- **REQUIREMENT**: Output each entry that follows exactly. Images stay out.

= = = = = = =

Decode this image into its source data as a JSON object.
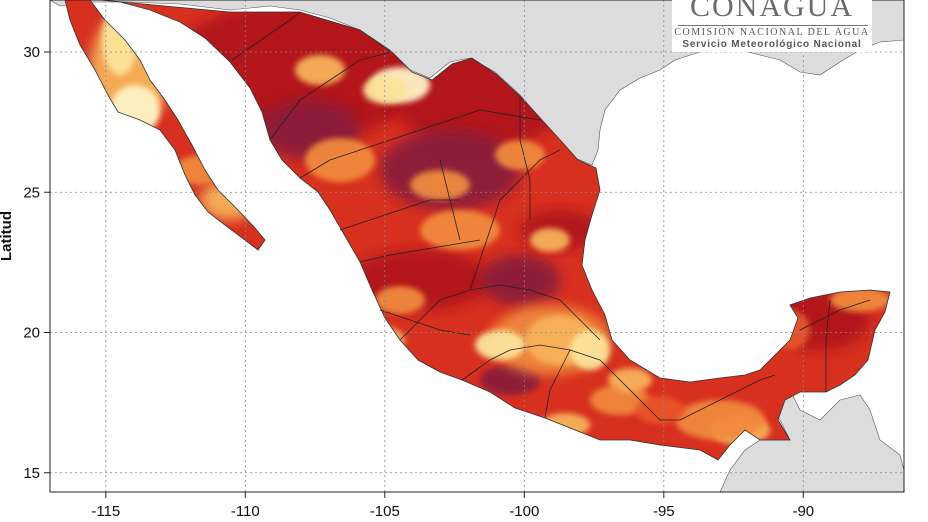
{
  "map": {
    "projection": "lon-lat",
    "x_ticks": [
      -115,
      -110,
      -105,
      -100,
      -95,
      -90
    ],
    "y_ticks": [
      15,
      20,
      25,
      30
    ],
    "x_labels": [
      "-115",
      "-110",
      "-105",
      "-100",
      "-95",
      "-90"
    ],
    "y_labels": [
      "15",
      "20",
      "25",
      "30"
    ],
    "y_axis_title": "Latitud",
    "grid": true,
    "colors": {
      "ocean": "#ffffff",
      "foreign_land": "#dcdcdc",
      "deep": "#8b1a3a",
      "dark_red": "#b0141a",
      "red": "#d7301f",
      "orange_red": "#e8552a",
      "orange": "#f08a3c",
      "light_orange": "#f7b15a",
      "yellow": "#fbe39a",
      "pale": "#fdf2c6",
      "state_border": "#222222"
    }
  },
  "logo": {
    "title": "CONAGUA",
    "line1": "COMISIÓN NACIONAL DEL AGUA",
    "line2": "Servicio Meteorológico Nacional"
  }
}
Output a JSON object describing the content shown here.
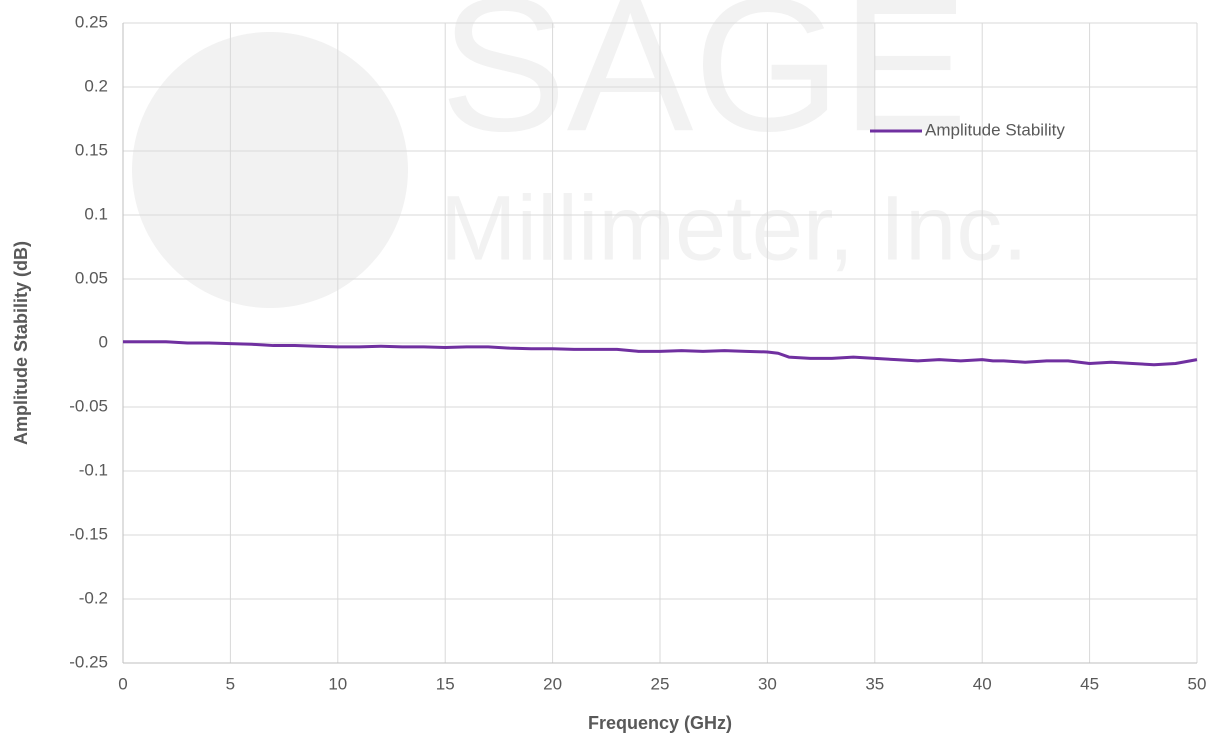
{
  "chart_data": {
    "type": "line",
    "watermark": [
      "SAGE",
      "Millimeter, Inc."
    ],
    "xlabel": "Frequency (GHz)",
    "ylabel": "Amplitude Stability (dB)",
    "x": [
      0,
      1,
      2,
      3,
      4,
      5,
      6,
      7,
      8,
      9,
      10,
      11,
      12,
      13,
      14,
      15,
      16,
      17,
      18,
      19,
      20,
      21,
      22,
      23,
      24,
      25,
      26,
      27,
      28,
      29,
      30,
      30.5,
      31,
      32,
      33,
      34,
      35,
      36,
      37,
      38,
      39,
      40,
      40.5,
      41,
      42,
      43,
      44,
      45,
      46,
      47,
      48,
      49,
      50
    ],
    "series": [
      {
        "name": "Amplitude Stability",
        "color": "#7030a0",
        "values": [
          0.001,
          0.001,
          0.001,
          0.0,
          0.0,
          -0.0005,
          -0.001,
          -0.002,
          -0.002,
          -0.0025,
          -0.003,
          -0.003,
          -0.0025,
          -0.003,
          -0.003,
          -0.0035,
          -0.003,
          -0.003,
          -0.004,
          -0.0045,
          -0.0045,
          -0.005,
          -0.005,
          -0.005,
          -0.0065,
          -0.0065,
          -0.006,
          -0.0065,
          -0.006,
          -0.0065,
          -0.007,
          -0.008,
          -0.011,
          -0.012,
          -0.012,
          -0.011,
          -0.012,
          -0.013,
          -0.014,
          -0.013,
          -0.014,
          -0.013,
          -0.014,
          -0.014,
          -0.015,
          -0.014,
          -0.014,
          -0.016,
          -0.015,
          -0.016,
          -0.017,
          -0.016,
          -0.013
        ]
      }
    ],
    "xlim": [
      0,
      50
    ],
    "xticks": [
      0,
      5,
      10,
      15,
      20,
      25,
      30,
      35,
      40,
      45,
      50
    ],
    "ylim": [
      -0.25,
      0.25
    ],
    "yticks": [
      -0.25,
      -0.2,
      -0.15,
      -0.1,
      -0.05,
      0,
      0.05,
      0.1,
      0.15,
      0.2,
      0.25
    ],
    "grid": true,
    "legend": "upper right"
  }
}
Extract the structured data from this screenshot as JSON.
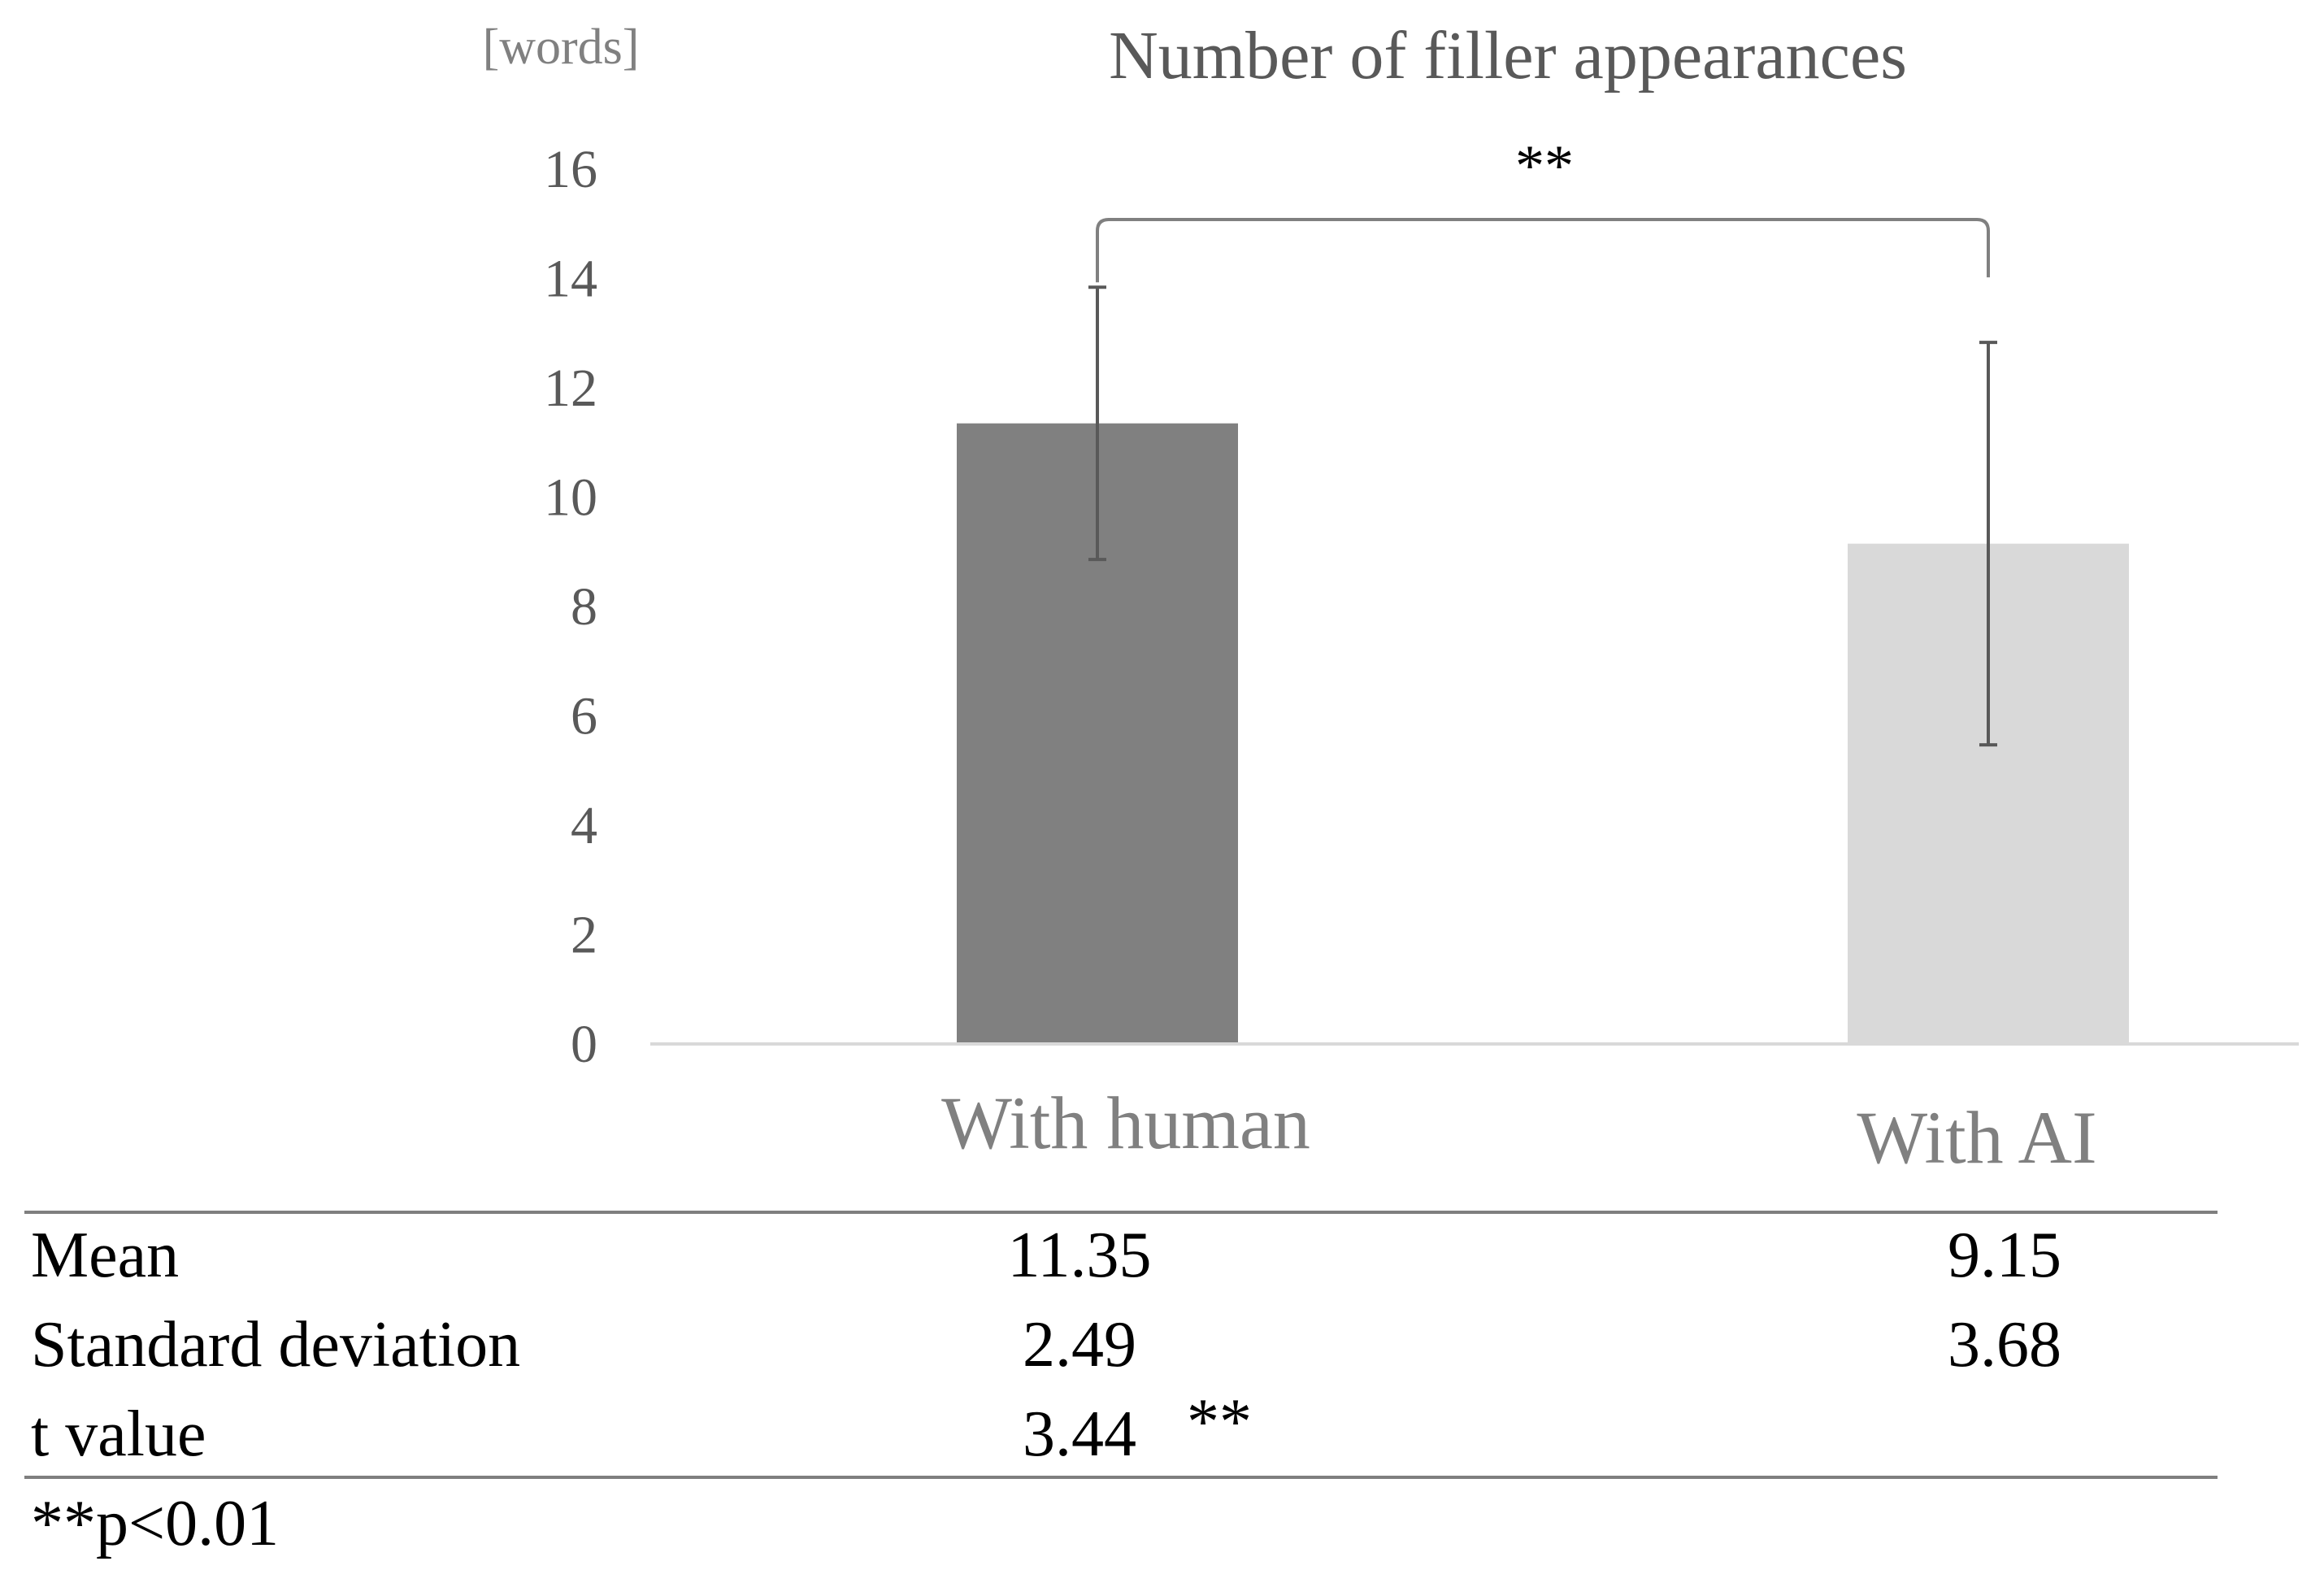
{
  "chart_data": {
    "type": "bar",
    "title": "Number of filler appearances",
    "unit_label": "[words]",
    "categories": [
      "With human",
      "With AI"
    ],
    "values": [
      11.35,
      9.15
    ],
    "error": [
      2.49,
      3.68
    ],
    "ylim": [
      0,
      16
    ],
    "yticks": [
      "0",
      "2",
      "4",
      "6",
      "8",
      "10",
      "12",
      "14",
      "16"
    ],
    "bar_colors": [
      "#808080",
      "#d9d9d9"
    ],
    "significance": "**",
    "grid": false,
    "legend": "none"
  },
  "table": {
    "rows": [
      {
        "label": "Mean",
        "values": [
          "11.35",
          "9.15"
        ]
      },
      {
        "label": "Standard deviation",
        "values": [
          "2.49",
          "3.68"
        ]
      },
      {
        "label": "t value",
        "values": [
          "3.44",
          ""
        ],
        "mark": "**"
      }
    ],
    "footnote": "**p<0.01"
  }
}
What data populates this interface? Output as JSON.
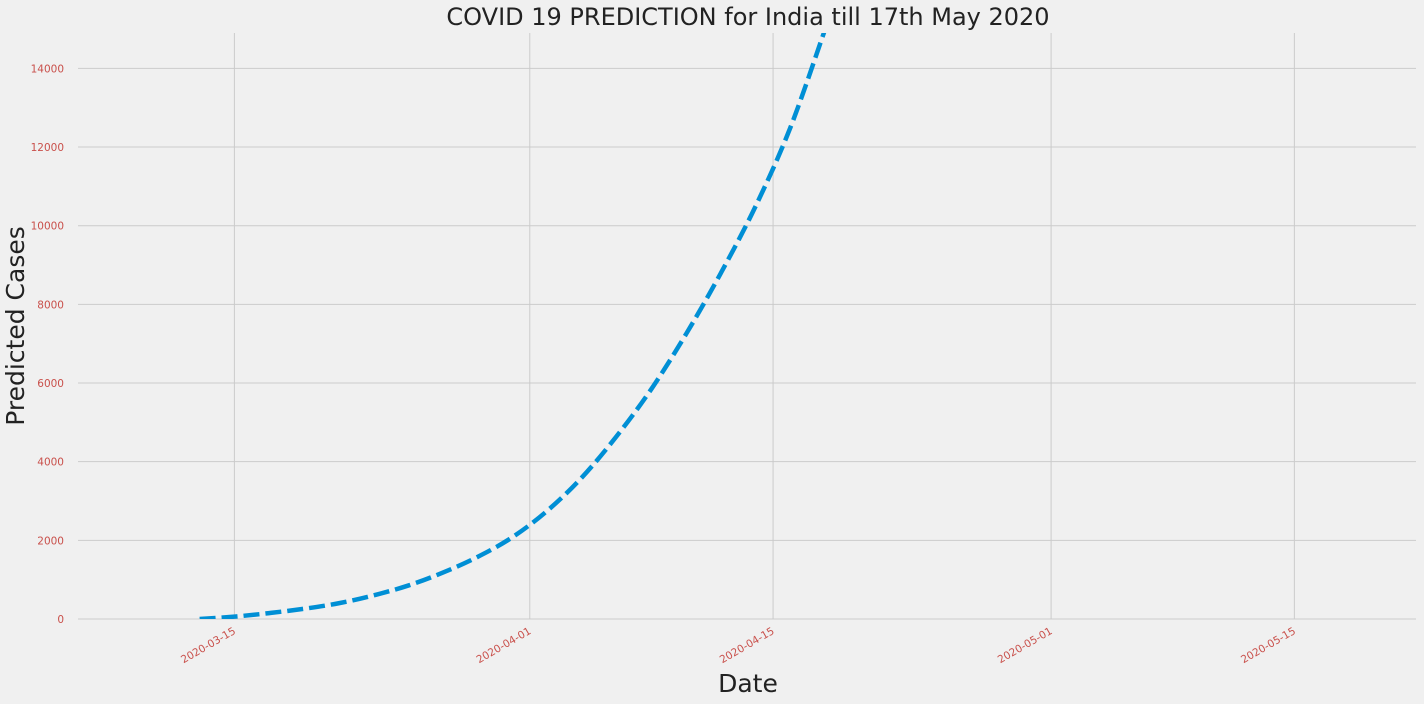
{
  "chart_data": {
    "type": "line",
    "title": "COVID 19 PREDICTION for India till 17th May 2020",
    "xlabel": "Date",
    "ylabel": "Predicted Cases",
    "x_axis": {
      "type": "date",
      "range": [
        "2020-03-06",
        "2020-05-22"
      ],
      "ticks": [
        "2020-03-15",
        "2020-04-01",
        "2020-04-15",
        "2020-05-01",
        "2020-05-15"
      ]
    },
    "y_axis": {
      "range": [
        0,
        14900
      ],
      "ticks": [
        0,
        2000,
        4000,
        6000,
        8000,
        10000,
        12000,
        14000
      ]
    },
    "grid": true,
    "series": [
      {
        "style": "dashed",
        "x": [
          "2020-03-13",
          "2020-03-15",
          "2020-03-17",
          "2020-03-19",
          "2020-03-21",
          "2020-03-23",
          "2020-03-25",
          "2020-03-27",
          "2020-03-29",
          "2020-03-31",
          "2020-04-02",
          "2020-04-04",
          "2020-04-06",
          "2020-04-08",
          "2020-04-10",
          "2020-04-12",
          "2020-04-14",
          "2020-04-16",
          "2020-04-18"
        ],
        "y": [
          0,
          60,
          150,
          260,
          400,
          600,
          850,
          1180,
          1580,
          2080,
          2750,
          3600,
          4650,
          5850,
          7250,
          8800,
          10500,
          12500,
          15000
        ]
      }
    ],
    "colors": {
      "series": "#008fd5",
      "grid": "#cbcbcb",
      "tick_labels": "#c9504b",
      "background": "#f0f0f0"
    }
  }
}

= = = = = = =

- **RESPONSE TO THE TASK**:
Decode this image into its source data as a JSON object.
{
  "map": {
    "projection": "lon-lat",
    "x_ticks": [
      -115,
      -110,
      -105,
      -100,
      -95,
      -90
    ],
    "y_ticks": [
      15,
      20,
      25,
      30
    ],
    "x_labels": [
      "-115",
      "-110",
      "-105",
      "-100",
      "-95",
      "-90"
    ],
    "y_labels": [
      "15",
      "20",
      "25",
      "30"
    ],
    "y_axis_title": "Latitud",
    "grid": true,
    "colors": {
      "ocean": "#ffffff",
      "foreign_land": "#dcdcdc",
      "deep": "#8b1a3a",
      "dark_red": "#b0141a",
      "red": "#d7301f",
      "orange_red": "#e8552a",
      "orange": "#f08a3c",
      "light_orange": "#f7b15a",
      "yellow": "#fbe39a",
      "pale": "#fdf2c6",
      "state_border": "#222222"
    }
  },
  "logo": {
    "title": "CONAGUA",
    "line1": "COMISIÓN NACIONAL DEL AGUA",
    "line2": "Servicio Meteorológico Nacional"
  }
}
Output a JSON object describing the content shown here.
{
  "chart_data": {
    "type": "line",
    "watermark": [
      "SAGE",
      "Millimeter, Inc."
    ],
    "xlabel": "Frequency (GHz)",
    "ylabel": "Amplitude Stability (dB)",
    "x": [
      0,
      1,
      2,
      3,
      4,
      5,
      6,
      7,
      8,
      9,
      10,
      11,
      12,
      13,
      14,
      15,
      16,
      17,
      18,
      19,
      20,
      21,
      22,
      23,
      24,
      25,
      26,
      27,
      28,
      29,
      30,
      30.5,
      31,
      32,
      33,
      34,
      35,
      36,
      37,
      38,
      39,
      40,
      40.5,
      41,
      42,
      43,
      44,
      45,
      46,
      47,
      48,
      49,
      50
    ],
    "series": [
      {
        "name": "Amplitude Stability",
        "color": "#7030a0",
        "values": [
          0.001,
          0.001,
          0.001,
          0.0,
          0.0,
          -0.0005,
          -0.001,
          -0.002,
          -0.002,
          -0.0025,
          -0.003,
          -0.003,
          -0.0025,
          -0.003,
          -0.003,
          -0.0035,
          -0.003,
          -0.003,
          -0.004,
          -0.0045,
          -0.0045,
          -0.005,
          -0.005,
          -0.005,
          -0.0065,
          -0.0065,
          -0.006,
          -0.0065,
          -0.006,
          -0.0065,
          -0.007,
          -0.008,
          -0.011,
          -0.012,
          -0.012,
          -0.011,
          -0.012,
          -0.013,
          -0.014,
          -0.013,
          -0.014,
          -0.013,
          -0.014,
          -0.014,
          -0.015,
          -0.014,
          -0.014,
          -0.016,
          -0.015,
          -0.016,
          -0.017,
          -0.016,
          -0.013
        ]
      }
    ],
    "xlim": [
      0,
      50
    ],
    "xticks": [
      0,
      5,
      10,
      15,
      20,
      25,
      30,
      35,
      40,
      45,
      50
    ],
    "ylim": [
      -0.25,
      0.25
    ],
    "yticks": [
      -0.25,
      -0.2,
      -0.15,
      -0.1,
      -0.05,
      0,
      0.05,
      0.1,
      0.15,
      0.2,
      0.25
    ],
    "grid": true,
    "legend": "upper right"
  }
}
Extract the structured data from this screenshot as JSON.
{
  "chart_data": {
    "type": "bar",
    "title": "Number of filler appearances",
    "unit_label": "[words]",
    "categories": [
      "With human",
      "With AI"
    ],
    "values": [
      11.35,
      9.15
    ],
    "error": [
      2.49,
      3.68
    ],
    "ylim": [
      0,
      16
    ],
    "yticks": [
      "0",
      "2",
      "4",
      "6",
      "8",
      "10",
      "12",
      "14",
      "16"
    ],
    "bar_colors": [
      "#808080",
      "#d9d9d9"
    ],
    "significance": "**",
    "grid": false,
    "legend": "none"
  },
  "table": {
    "rows": [
      {
        "label": "Mean",
        "values": [
          "11.35",
          "9.15"
        ]
      },
      {
        "label": "Standard deviation",
        "values": [
          "2.49",
          "3.68"
        ]
      },
      {
        "label": "t value",
        "values": [
          "3.44",
          ""
        ],
        "mark": "**"
      }
    ],
    "footnote": "**p<0.01"
  }
}
What data populates this interface? Output as JSON.
{
  "chart_data": {
    "type": "line",
    "title": "COVID 19 PREDICTION for India till 17th May 2020",
    "xlabel": "Date",
    "ylabel": "Predicted Cases",
    "x_axis": {
      "type": "date",
      "range": [
        "2020-03-06",
        "2020-05-22"
      ],
      "ticks": [
        "2020-03-15",
        "2020-04-01",
        "2020-04-15",
        "2020-05-01",
        "2020-05-15"
      ]
    },
    "y_axis": {
      "range": [
        0,
        14900
      ],
      "ticks": [
        0,
        2000,
        4000,
        6000,
        8000,
        10000,
        12000,
        14000
      ]
    },
    "grid": true,
    "series": [
      {
        "style": "dashed",
        "x": [
          "2020-03-13",
          "2020-03-15",
          "2020-03-17",
          "2020-03-19",
          "2020-03-21",
          "2020-03-23",
          "2020-03-25",
          "2020-03-27",
          "2020-03-29",
          "2020-03-31",
          "2020-04-02",
          "2020-04-04",
          "2020-04-06",
          "2020-04-08",
          "2020-04-10",
          "2020-04-12",
          "2020-04-14",
          "2020-04-16",
          "2020-04-18"
        ],
        "y": [
          0,
          60,
          150,
          260,
          400,
          600,
          850,
          1180,
          1580,
          2080,
          2750,
          3600,
          4650,
          5850,
          7250,
          8800,
          10500,
          12500,
          15000
        ]
      }
    ],
    "colors": {
      "series": "#008fd5",
      "grid": "#cbcbcb",
      "tick_labels": "#c9504b",
      "background": "#f0f0f0"
    }
  }
}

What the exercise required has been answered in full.